== EXERCISE DETAILS ==
Extract exactly and only the lines from the one containing "Output the underlying" through the end of the entries below. Pictures should not appear in the copy.
- - - - -
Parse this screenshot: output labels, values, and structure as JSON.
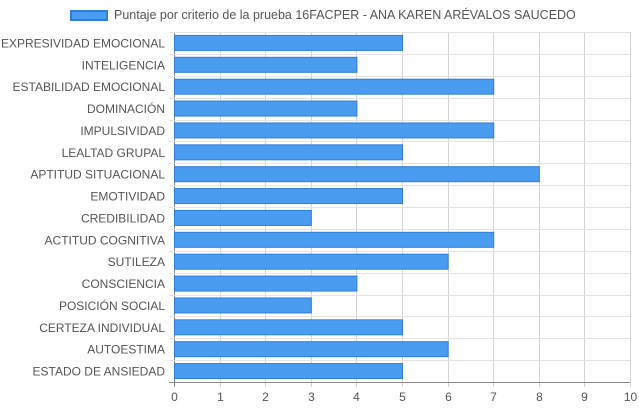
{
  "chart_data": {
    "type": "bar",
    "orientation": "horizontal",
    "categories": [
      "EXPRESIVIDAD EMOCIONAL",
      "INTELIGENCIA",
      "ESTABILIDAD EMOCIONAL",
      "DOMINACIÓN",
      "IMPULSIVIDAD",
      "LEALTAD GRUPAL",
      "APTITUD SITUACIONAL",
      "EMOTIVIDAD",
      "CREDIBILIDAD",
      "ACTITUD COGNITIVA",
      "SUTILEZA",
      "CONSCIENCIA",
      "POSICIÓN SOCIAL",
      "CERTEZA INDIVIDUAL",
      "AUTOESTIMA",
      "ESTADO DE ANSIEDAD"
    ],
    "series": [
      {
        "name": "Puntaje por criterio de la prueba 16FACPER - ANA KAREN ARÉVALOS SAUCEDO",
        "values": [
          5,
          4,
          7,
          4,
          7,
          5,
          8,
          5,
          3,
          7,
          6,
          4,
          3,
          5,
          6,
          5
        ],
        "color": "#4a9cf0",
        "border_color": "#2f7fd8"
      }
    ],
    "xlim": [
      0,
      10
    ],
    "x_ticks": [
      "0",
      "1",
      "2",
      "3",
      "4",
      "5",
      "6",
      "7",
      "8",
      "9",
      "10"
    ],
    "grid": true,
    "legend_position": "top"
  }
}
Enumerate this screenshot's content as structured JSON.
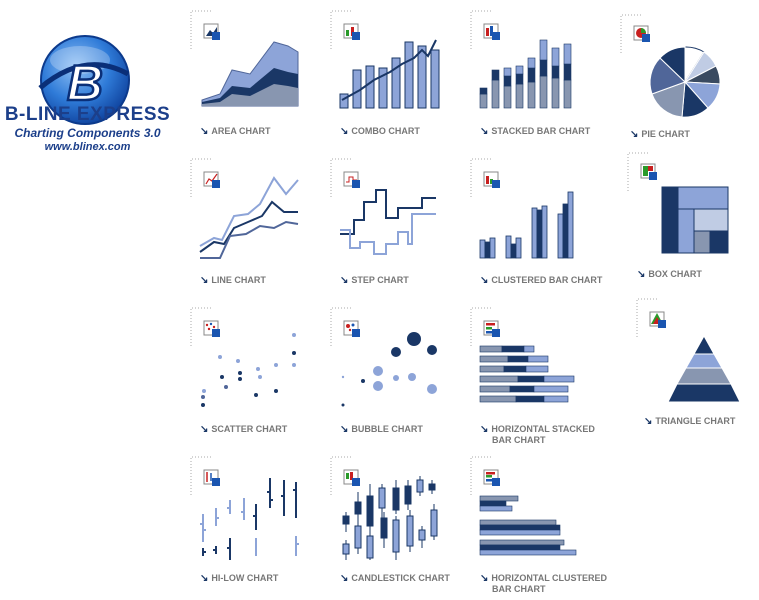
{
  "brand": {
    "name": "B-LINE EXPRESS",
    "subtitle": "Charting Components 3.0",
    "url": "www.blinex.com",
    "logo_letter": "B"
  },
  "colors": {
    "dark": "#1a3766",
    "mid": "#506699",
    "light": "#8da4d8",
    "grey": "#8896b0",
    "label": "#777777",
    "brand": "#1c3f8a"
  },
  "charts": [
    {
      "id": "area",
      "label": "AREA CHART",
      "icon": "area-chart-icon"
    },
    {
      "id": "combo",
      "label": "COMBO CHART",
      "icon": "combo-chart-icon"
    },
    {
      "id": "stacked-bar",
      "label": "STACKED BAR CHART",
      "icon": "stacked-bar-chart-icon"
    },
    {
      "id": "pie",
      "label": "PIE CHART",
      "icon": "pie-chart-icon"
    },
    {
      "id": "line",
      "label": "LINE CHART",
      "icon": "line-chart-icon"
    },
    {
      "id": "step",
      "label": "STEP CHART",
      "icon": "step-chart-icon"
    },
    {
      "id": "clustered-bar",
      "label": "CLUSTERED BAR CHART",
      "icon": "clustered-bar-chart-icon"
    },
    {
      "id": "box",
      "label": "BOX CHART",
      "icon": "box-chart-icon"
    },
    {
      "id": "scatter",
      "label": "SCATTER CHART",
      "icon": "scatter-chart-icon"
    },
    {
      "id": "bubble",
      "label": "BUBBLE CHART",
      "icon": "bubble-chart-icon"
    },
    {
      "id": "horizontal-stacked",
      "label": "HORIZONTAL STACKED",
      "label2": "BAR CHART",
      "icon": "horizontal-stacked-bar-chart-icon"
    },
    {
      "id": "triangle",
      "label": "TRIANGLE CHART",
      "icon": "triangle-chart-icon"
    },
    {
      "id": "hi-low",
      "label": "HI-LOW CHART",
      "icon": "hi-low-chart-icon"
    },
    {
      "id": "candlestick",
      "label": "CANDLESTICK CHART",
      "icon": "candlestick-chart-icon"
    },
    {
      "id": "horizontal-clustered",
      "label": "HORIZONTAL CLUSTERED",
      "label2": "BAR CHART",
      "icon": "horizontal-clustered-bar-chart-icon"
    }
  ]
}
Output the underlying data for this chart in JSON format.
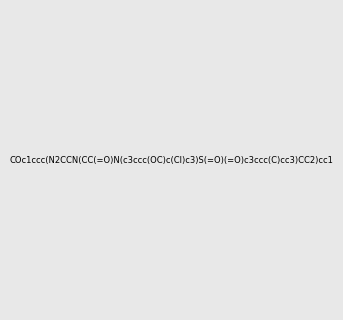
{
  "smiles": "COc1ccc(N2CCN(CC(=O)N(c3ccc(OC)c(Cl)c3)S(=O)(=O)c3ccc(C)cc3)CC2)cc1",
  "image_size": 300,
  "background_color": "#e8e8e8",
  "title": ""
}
- - - - -
== TASK OUTPUT ==
Output the underlying data for this chart in JSON format.
{
  "smiles": "COc1ccc(N2CCN(CC(=O)N(c3ccc(OC)c(Cl)c3)S(=O)(=O)c3ccc(C)cc3)CC2)cc1",
  "image_size": 300,
  "background_color": "#e8e8e8",
  "title": ""
}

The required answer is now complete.